Work to complete —
Output each line exactly as it appears, skipping any embedded picture.
====== Given records ======
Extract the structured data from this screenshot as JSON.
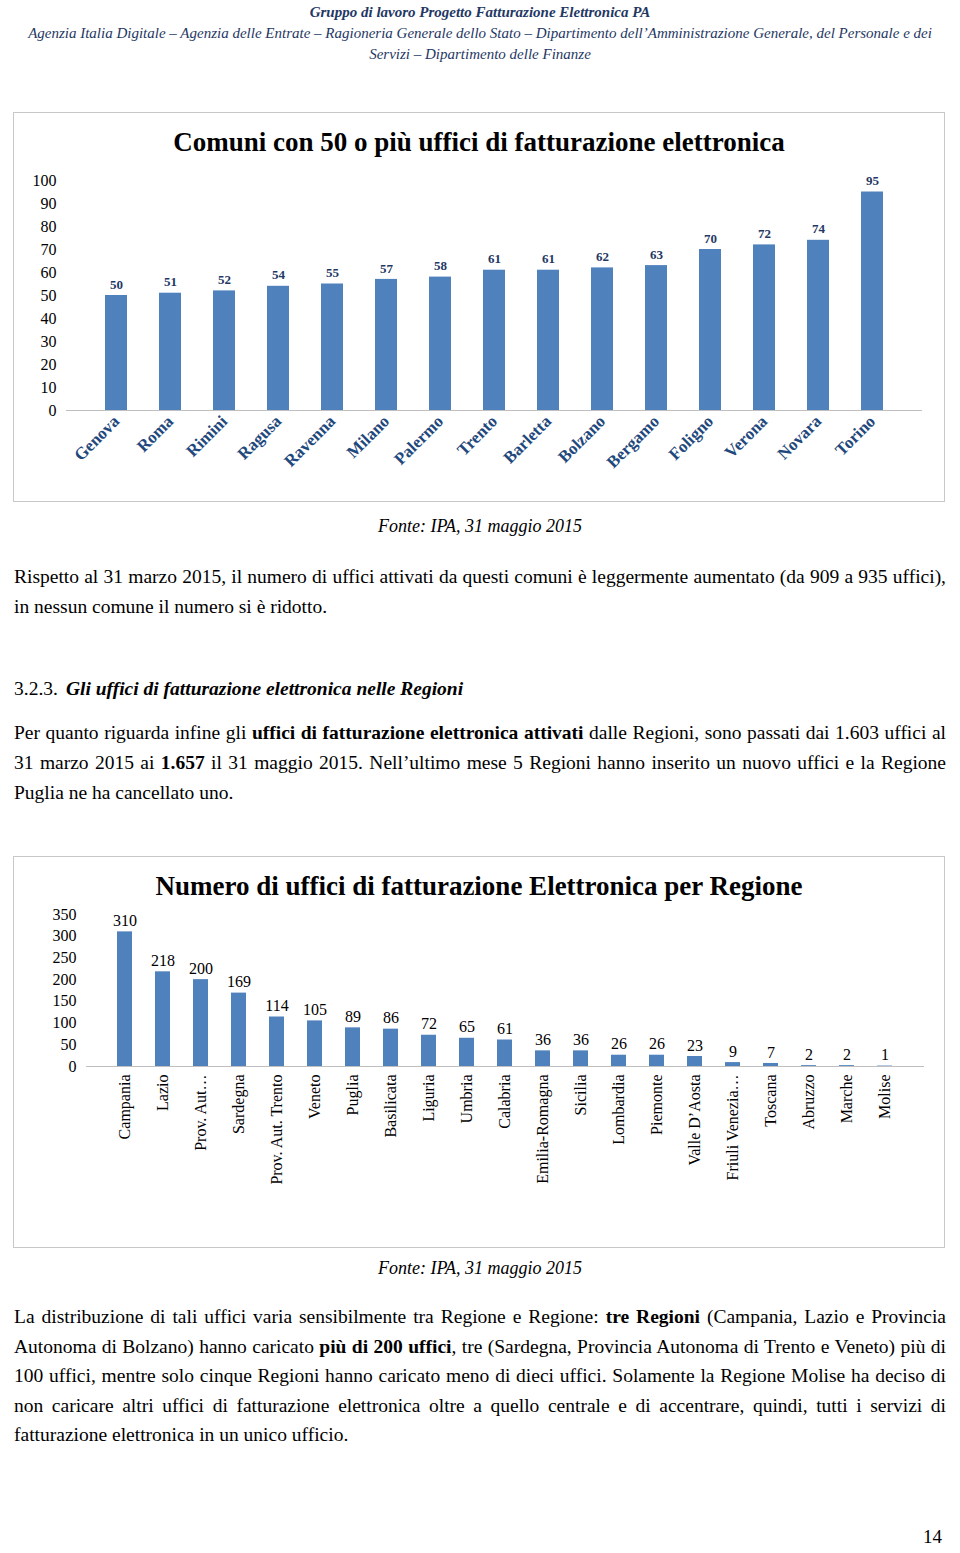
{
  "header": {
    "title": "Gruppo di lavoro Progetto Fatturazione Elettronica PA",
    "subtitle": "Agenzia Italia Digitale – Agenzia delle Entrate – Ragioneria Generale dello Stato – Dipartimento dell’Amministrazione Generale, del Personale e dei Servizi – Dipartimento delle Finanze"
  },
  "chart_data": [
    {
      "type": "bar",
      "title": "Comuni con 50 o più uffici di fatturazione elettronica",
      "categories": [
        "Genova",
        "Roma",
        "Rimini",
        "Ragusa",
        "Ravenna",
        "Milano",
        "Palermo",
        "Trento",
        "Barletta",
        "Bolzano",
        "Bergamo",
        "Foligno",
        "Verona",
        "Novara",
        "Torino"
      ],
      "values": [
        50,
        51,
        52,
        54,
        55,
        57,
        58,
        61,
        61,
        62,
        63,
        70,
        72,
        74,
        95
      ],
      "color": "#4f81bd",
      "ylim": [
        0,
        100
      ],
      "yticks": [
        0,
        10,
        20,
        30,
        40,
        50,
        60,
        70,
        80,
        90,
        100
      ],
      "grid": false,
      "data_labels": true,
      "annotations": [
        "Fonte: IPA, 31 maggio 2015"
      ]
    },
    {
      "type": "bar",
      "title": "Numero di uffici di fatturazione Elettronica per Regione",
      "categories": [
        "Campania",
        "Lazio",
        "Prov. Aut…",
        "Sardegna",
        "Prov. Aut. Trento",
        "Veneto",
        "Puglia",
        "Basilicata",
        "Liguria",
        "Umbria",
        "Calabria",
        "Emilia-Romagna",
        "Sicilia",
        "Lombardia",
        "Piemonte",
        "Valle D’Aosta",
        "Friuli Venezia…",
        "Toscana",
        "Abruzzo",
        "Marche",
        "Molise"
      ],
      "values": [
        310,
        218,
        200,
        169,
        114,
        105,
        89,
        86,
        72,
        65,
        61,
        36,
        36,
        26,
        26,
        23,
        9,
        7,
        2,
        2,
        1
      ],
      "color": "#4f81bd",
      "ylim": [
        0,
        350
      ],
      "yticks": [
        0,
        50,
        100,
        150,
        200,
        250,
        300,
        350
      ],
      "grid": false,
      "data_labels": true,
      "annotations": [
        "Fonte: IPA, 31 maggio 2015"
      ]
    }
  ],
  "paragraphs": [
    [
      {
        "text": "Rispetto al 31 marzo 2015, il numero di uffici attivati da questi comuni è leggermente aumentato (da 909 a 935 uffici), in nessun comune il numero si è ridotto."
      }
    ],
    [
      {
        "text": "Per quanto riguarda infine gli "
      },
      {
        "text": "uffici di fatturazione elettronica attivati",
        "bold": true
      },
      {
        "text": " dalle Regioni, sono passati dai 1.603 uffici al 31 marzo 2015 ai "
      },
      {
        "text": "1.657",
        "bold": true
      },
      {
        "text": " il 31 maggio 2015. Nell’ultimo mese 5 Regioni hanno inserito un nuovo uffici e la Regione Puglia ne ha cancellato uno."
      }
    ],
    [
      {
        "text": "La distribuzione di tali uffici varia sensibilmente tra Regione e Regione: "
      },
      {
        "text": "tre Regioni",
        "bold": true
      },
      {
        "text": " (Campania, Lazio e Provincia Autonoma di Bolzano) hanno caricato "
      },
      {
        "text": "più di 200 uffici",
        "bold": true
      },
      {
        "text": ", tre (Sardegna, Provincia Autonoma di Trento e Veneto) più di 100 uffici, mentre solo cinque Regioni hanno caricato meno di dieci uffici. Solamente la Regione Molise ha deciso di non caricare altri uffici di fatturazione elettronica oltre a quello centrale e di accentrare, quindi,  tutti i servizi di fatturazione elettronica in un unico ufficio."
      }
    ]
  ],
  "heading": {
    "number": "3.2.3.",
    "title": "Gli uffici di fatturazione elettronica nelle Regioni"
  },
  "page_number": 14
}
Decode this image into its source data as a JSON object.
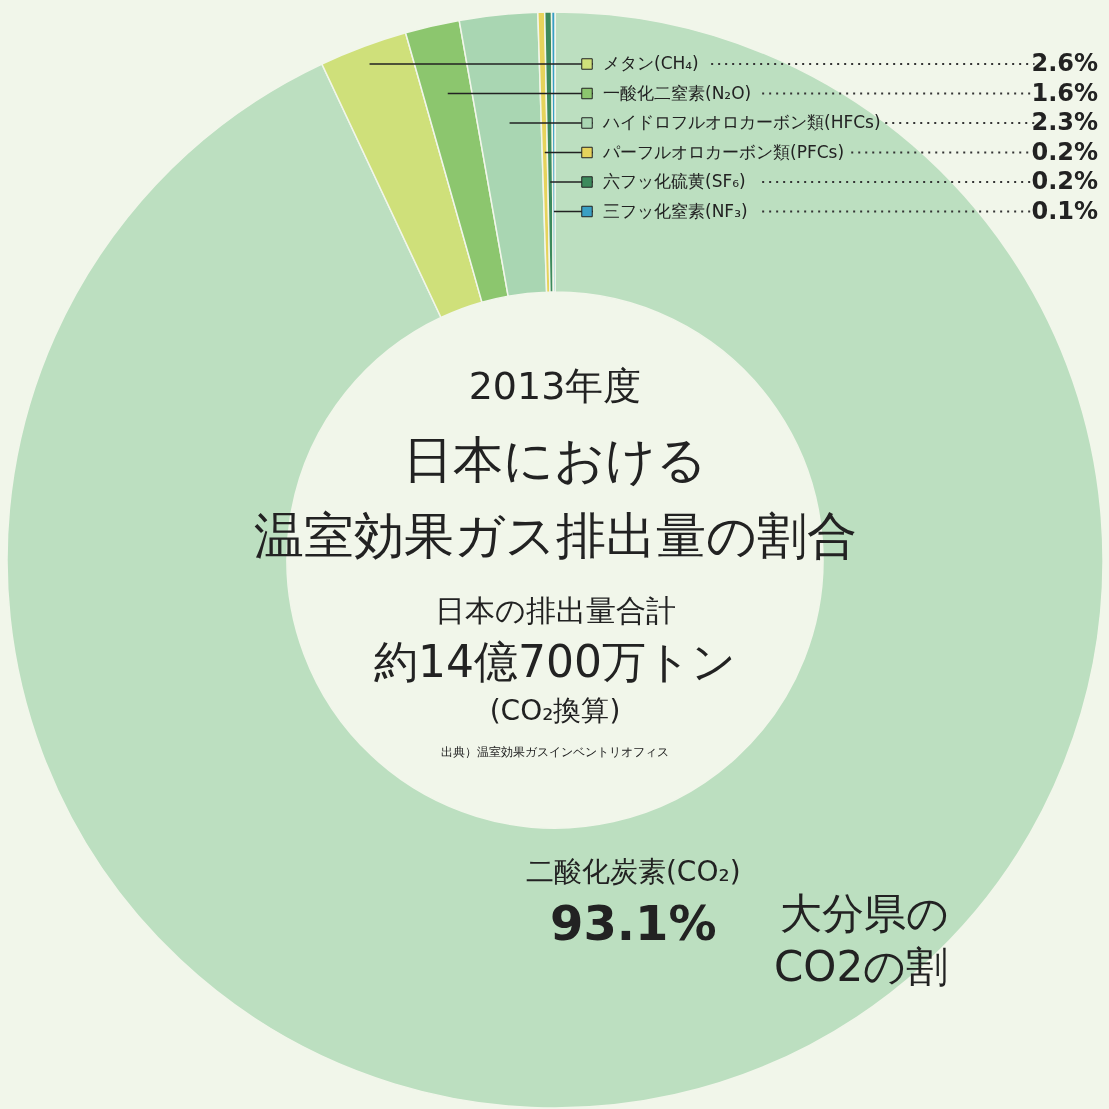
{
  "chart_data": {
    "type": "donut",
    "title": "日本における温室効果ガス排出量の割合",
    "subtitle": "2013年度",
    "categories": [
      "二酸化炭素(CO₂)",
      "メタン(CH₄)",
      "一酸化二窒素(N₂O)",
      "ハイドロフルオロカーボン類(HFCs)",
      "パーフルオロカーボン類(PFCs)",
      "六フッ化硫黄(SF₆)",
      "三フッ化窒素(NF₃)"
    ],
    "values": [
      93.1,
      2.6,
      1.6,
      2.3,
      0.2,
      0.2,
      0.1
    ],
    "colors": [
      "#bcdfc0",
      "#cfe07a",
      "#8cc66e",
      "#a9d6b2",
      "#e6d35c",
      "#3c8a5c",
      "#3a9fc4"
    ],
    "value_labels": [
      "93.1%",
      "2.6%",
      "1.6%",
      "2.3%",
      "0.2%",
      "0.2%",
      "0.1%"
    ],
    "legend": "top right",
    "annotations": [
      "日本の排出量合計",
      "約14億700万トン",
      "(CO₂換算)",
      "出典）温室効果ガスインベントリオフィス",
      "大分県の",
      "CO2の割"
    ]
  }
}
======
Response below —
Extract the structured data from this screenshot as JSON.
{
  "header": {
    "title": "Gruppo di lavoro Progetto Fatturazione Elettronica PA",
    "subtitle": "Agenzia Italia Digitale – Agenzia delle Entrate – Ragioneria Generale dello Stato – Dipartimento dell’Amministrazione Generale, del Personale e dei Servizi – Dipartimento delle Finanze"
  },
  "chart_data": [
    {
      "type": "bar",
      "title": "Comuni con 50 o più uffici di fatturazione elettronica",
      "categories": [
        "Genova",
        "Roma",
        "Rimini",
        "Ragusa",
        "Ravenna",
        "Milano",
        "Palermo",
        "Trento",
        "Barletta",
        "Bolzano",
        "Bergamo",
        "Foligno",
        "Verona",
        "Novara",
        "Torino"
      ],
      "values": [
        50,
        51,
        52,
        54,
        55,
        57,
        58,
        61,
        61,
        62,
        63,
        70,
        72,
        74,
        95
      ],
      "color": "#4f81bd",
      "ylim": [
        0,
        100
      ],
      "yticks": [
        0,
        10,
        20,
        30,
        40,
        50,
        60,
        70,
        80,
        90,
        100
      ],
      "grid": false,
      "data_labels": true,
      "annotations": [
        "Fonte: IPA, 31 maggio 2015"
      ]
    },
    {
      "type": "bar",
      "title": "Numero di uffici di fatturazione Elettronica per Regione",
      "categories": [
        "Campania",
        "Lazio",
        "Prov. Aut…",
        "Sardegna",
        "Prov. Aut. Trento",
        "Veneto",
        "Puglia",
        "Basilicata",
        "Liguria",
        "Umbria",
        "Calabria",
        "Emilia-Romagna",
        "Sicilia",
        "Lombardia",
        "Piemonte",
        "Valle D’Aosta",
        "Friuli Venezia…",
        "Toscana",
        "Abruzzo",
        "Marche",
        "Molise"
      ],
      "values": [
        310,
        218,
        200,
        169,
        114,
        105,
        89,
        86,
        72,
        65,
        61,
        36,
        36,
        26,
        26,
        23,
        9,
        7,
        2,
        2,
        1
      ],
      "color": "#4f81bd",
      "ylim": [
        0,
        350
      ],
      "yticks": [
        0,
        50,
        100,
        150,
        200,
        250,
        300,
        350
      ],
      "grid": false,
      "data_labels": true,
      "annotations": [
        "Fonte: IPA, 31 maggio 2015"
      ]
    }
  ],
  "paragraphs": [
    [
      {
        "text": "Rispetto al 31 marzo 2015, il numero di uffici attivati da questi comuni è leggermente aumentato (da 909 a 935 uffici), in nessun comune il numero si è ridotto."
      }
    ],
    [
      {
        "text": "Per quanto riguarda infine gli "
      },
      {
        "text": "uffici di fatturazione elettronica attivati",
        "bold": true
      },
      {
        "text": " dalle Regioni, sono passati dai 1.603 uffici al 31 marzo 2015 ai "
      },
      {
        "text": "1.657",
        "bold": true
      },
      {
        "text": " il 31 maggio 2015. Nell’ultimo mese 5 Regioni hanno inserito un nuovo uffici e la Regione Puglia ne ha cancellato uno."
      }
    ],
    [
      {
        "text": "La distribuzione di tali uffici varia sensibilmente tra Regione e Regione: "
      },
      {
        "text": "tre Regioni",
        "bold": true
      },
      {
        "text": " (Campania, Lazio e Provincia Autonoma di Bolzano) hanno caricato "
      },
      {
        "text": "più di 200 uffici",
        "bold": true
      },
      {
        "text": ", tre (Sardegna, Provincia Autonoma di Trento e Veneto) più di 100 uffici, mentre solo cinque Regioni hanno caricato meno di dieci uffici. Solamente la Regione Molise ha deciso di non caricare altri uffici di fatturazione elettronica oltre a quello centrale e di accentrare, quindi,  tutti i servizi di fatturazione elettronica in un unico ufficio."
      }
    ]
  ],
  "heading": {
    "number": "3.2.3.",
    "title": "Gli uffici di fatturazione elettronica nelle Regioni"
  },
  "page_number": 14
}
Decode this image into its source data as a JSON object.
{
  "chart_data": {
    "type": "donut",
    "title": "日本における温室効果ガス排出量の割合",
    "subtitle": "2013年度",
    "categories": [
      "二酸化炭素(CO₂)",
      "メタン(CH₄)",
      "一酸化二窒素(N₂O)",
      "ハイドロフルオロカーボン類(HFCs)",
      "パーフルオロカーボン類(PFCs)",
      "六フッ化硫黄(SF₆)",
      "三フッ化窒素(NF₃)"
    ],
    "values": [
      93.1,
      2.6,
      1.6,
      2.3,
      0.2,
      0.2,
      0.1
    ],
    "colors": [
      "#bcdfc0",
      "#cfe07a",
      "#8cc66e",
      "#a9d6b2",
      "#e6d35c",
      "#3c8a5c",
      "#3a9fc4"
    ],
    "value_labels": [
      "93.1%",
      "2.6%",
      "1.6%",
      "2.3%",
      "0.2%",
      "0.2%",
      "0.1%"
    ],
    "legend": "top right",
    "annotations": [
      "日本の排出量合計",
      "約14億700万トン",
      "(CO₂換算)",
      "出典）温室効果ガスインベントリオフィス",
      "大分県の",
      "CO2の割"
    ]
  }
}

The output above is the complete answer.